**Aufgaben:**
(a) Wie nennt der Auszug zum Vorsteuerabzug bei Holdinggesellschaften eine Holding, die durch administrative, finanzielle, kaufmännische oder technische Dienstleistungen in die Verwaltung ihrer Tochtergesellschaften eingreift?
(b) Übernehmen Sie aus den Datensätzen unverändert alle Zeilen vom Beginn der Datensätze bis einschließlich der Zeile mit „y-tick-250: 250 (233, 571, 252, 582)“.

**Auszug:**
★ ★ ★
Einschränkungen des Vorsteuerabzuges bei Holdinggesellschaften

Einschränkungen des Vorsteuerabzuges bei Holdinggesellschaften

In der Praxis führt – insbes. im Rahmen von Konzernbetriebsprüfungen – die Frage des Vorsteuerabzuges einer Holding regelmäßig zu vielfältigen Problemen der Abgrenzung des unternehmerischen Bereichs vom nichtunternehmerischen Bereich. Hinzu kommt die stetige Veränderung der Rechtslage durch eine hohe Frequenz neuer gerichtlicher Entscheidungen in diesem Kontext. Die Rechtsprechung auf nationaler und europäischer Ebene hat hier gerade in den letzten Jahren zu zahlreichen Klarstellungen geführt, die, insgesamt betrachtet, Einschränkungen des Vorsteuerabzuges zur Folge haben. Der vorliegende Beitrag analysiert die aktuellen Entscheidungen zu diesem Themenkomplex und weist auf (verbleibende) Fragen in diesem Zusammenhang hin. Besonderheiten umsatzsteuerlicher Organkreise sind hiervon differenziert zu betrachten und sind hier ausgeklammert.

1. Führungsholding, Finanzholding und gemischte Holding

Für den Begriff der Holding gibt es keine allgemeine Definition. Im Allgemeinen kann eine Holding verstanden werden als eine Kapitalgesellschaft, deren Haupttätigkeit in dem Halten von Beteiligungen an Kapital- sowie Personengesellschaften und in der Finanzierung dieser Tochtergesellschaften besteht.1 Bedeutsam in der Praxis ist seit jeher die Differenzierung einer Holding in umsatzsteuerlicher Hinsicht. So ist das bloße Erwerben, Halten und Veräußern von gesellschaftsrechtlichen Beteiligungen keine unternehmerische Tätigkeit.2 Eine derartige Holding (Finanzholding) ist nicht Unternehmer iSd § 2 UStG und mithin nicht zum Vorsteuerabzug berechtigt. Demgegenüber ist eine Holding, die durch administrative, finanzielle, kaufmännische oder technische Dienstleistungen in die Verwaltung ihrer Tochtergesellschaften eingreift (sog. Führungs- oder Funktionsholding) unternehmerisch tätig und grundsätzlich zum Vorsteuerabzug berechtigt.3 Sofern sich die vorgenannten Eingriffe nicht auf alle Tochterunternehmen erstrecken und einige Beteiligungen ausschließlich im Sinne einer Finanzholding gehalten werden (sog. gemischte Holding), hat die Holding sowohl einen unternehmerischen als auch einen nichtunternehmerischen Bereich. Folglich ist die gemischte Holding für einen Teil ihrer direkt zuordenbaren Eingangsleistungen (unternehmerischer Teil) zum Vorsteuerabzug berechtigt und für die übrigen direkt zuordenbaren Eingangsleistungen (nichtunternehmerischer Teil) nicht. Für Kosten wie allgemeine Verwaltungskosten (sowie auch Steuerberatungskosten, allgemeine Beratungskosten, etc.) muss die Vorsteuer aufgeteilt werden.4

Sowohl bei der Einordnung einer Holding in eine dieser Schubladen als auch in der Folge bei der Zuordnung einer gehaltenen Beteiligung zum Unternehmensvermögen ergeben sich diverse Fragen. Führt jedweder Eingriff (zB aufgrund finanzieller Dienstleistungen) in die Verwaltung einer Tochtergesellschaft zu einer Einstufung als Funktionsholding und folgt der Zuordnung einer Beteiligung zum Unternehmensvermögen der Abzug jedweder Vorsteuer aus direkt zuordenbaren Eingangsleistungen und anteiligen Verwaltungskosten?
★ ★ ★
**Datensätze:**

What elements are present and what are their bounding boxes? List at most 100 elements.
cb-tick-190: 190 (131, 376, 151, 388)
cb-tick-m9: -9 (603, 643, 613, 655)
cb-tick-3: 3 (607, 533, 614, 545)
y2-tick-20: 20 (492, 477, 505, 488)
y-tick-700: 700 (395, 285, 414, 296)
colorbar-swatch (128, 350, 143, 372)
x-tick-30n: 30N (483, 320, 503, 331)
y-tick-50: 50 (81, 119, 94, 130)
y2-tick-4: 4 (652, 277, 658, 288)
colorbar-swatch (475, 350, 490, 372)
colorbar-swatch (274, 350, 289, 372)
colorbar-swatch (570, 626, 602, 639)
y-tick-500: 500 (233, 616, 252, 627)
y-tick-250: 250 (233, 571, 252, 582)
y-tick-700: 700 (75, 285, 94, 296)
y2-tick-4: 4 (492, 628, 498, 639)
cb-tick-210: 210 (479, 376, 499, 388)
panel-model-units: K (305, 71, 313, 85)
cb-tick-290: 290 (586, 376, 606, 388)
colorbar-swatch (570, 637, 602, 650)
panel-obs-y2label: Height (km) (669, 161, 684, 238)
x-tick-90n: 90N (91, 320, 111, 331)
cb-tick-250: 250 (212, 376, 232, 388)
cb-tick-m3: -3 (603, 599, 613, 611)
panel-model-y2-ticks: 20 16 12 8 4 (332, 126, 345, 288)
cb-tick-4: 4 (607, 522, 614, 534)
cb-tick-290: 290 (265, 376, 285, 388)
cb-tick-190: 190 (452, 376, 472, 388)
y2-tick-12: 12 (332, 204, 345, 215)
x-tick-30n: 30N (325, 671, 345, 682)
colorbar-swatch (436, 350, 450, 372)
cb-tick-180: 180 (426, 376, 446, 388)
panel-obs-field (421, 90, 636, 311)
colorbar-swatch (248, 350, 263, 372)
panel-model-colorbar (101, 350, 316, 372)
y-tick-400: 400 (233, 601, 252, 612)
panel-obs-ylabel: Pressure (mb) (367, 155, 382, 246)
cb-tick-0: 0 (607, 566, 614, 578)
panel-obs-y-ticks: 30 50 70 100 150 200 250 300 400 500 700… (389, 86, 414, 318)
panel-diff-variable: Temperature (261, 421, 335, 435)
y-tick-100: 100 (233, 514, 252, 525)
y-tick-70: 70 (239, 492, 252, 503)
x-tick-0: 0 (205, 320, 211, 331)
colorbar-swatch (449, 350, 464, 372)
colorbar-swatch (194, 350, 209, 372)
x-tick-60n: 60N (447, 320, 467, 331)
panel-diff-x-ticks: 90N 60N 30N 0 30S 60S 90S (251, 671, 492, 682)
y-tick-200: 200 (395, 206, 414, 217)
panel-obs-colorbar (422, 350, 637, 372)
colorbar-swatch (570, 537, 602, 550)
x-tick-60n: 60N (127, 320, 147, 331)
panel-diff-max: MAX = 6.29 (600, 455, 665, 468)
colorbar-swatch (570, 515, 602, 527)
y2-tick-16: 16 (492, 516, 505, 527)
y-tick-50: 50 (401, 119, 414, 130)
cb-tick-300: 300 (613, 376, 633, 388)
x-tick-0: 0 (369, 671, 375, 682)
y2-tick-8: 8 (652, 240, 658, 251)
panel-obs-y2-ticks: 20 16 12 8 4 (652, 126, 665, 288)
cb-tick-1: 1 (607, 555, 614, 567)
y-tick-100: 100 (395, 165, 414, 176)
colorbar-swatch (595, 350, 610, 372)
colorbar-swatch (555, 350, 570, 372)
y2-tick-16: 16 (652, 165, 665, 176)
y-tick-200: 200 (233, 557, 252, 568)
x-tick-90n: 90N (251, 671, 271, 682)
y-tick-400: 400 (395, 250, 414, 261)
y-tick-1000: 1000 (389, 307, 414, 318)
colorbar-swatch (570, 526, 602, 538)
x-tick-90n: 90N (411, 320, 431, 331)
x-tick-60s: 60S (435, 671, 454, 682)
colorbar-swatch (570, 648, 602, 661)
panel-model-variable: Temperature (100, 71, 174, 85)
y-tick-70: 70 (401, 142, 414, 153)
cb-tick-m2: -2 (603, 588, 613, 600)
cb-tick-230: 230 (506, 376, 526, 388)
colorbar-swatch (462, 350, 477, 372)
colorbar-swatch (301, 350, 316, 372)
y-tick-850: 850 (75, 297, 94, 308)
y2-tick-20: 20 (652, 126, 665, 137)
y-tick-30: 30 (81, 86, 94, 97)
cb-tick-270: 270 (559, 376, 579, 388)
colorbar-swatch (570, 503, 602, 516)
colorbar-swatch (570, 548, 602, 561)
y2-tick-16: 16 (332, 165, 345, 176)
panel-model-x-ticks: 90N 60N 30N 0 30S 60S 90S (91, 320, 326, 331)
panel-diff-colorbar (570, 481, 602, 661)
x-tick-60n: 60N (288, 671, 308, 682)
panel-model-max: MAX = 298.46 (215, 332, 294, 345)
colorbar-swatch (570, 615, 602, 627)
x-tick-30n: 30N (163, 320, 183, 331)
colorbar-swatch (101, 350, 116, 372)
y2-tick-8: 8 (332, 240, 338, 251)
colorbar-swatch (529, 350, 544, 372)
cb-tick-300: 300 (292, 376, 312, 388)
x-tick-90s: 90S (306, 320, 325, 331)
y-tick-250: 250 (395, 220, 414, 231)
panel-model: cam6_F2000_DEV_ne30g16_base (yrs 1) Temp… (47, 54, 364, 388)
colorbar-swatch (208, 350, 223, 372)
★ ★ ★
**Lösungen:**
(a) Führungs- oder Funktionsholding.

(b)
What elements are present and what are their bounding boxes? List at most 100 elements.
cb-tick-190: 190 (131, 376, 151, 388)
cb-tick-m9: -9 (603, 643, 613, 655)
cb-tick-3: 3 (607, 533, 614, 545)
y2-tick-20: 20 (492, 477, 505, 488)
y-tick-700: 700 (395, 285, 414, 296)
colorbar-swatch (128, 350, 143, 372)
x-tick-30n: 30N (483, 320, 503, 331)
y-tick-50: 50 (81, 119, 94, 130)
y2-tick-4: 4 (652, 277, 658, 288)
colorbar-swatch (475, 350, 490, 372)
colorbar-swatch (274, 350, 289, 372)
colorbar-swatch (570, 626, 602, 639)
y-tick-500: 500 (233, 616, 252, 627)
y-tick-250: 250 (233, 571, 252, 582)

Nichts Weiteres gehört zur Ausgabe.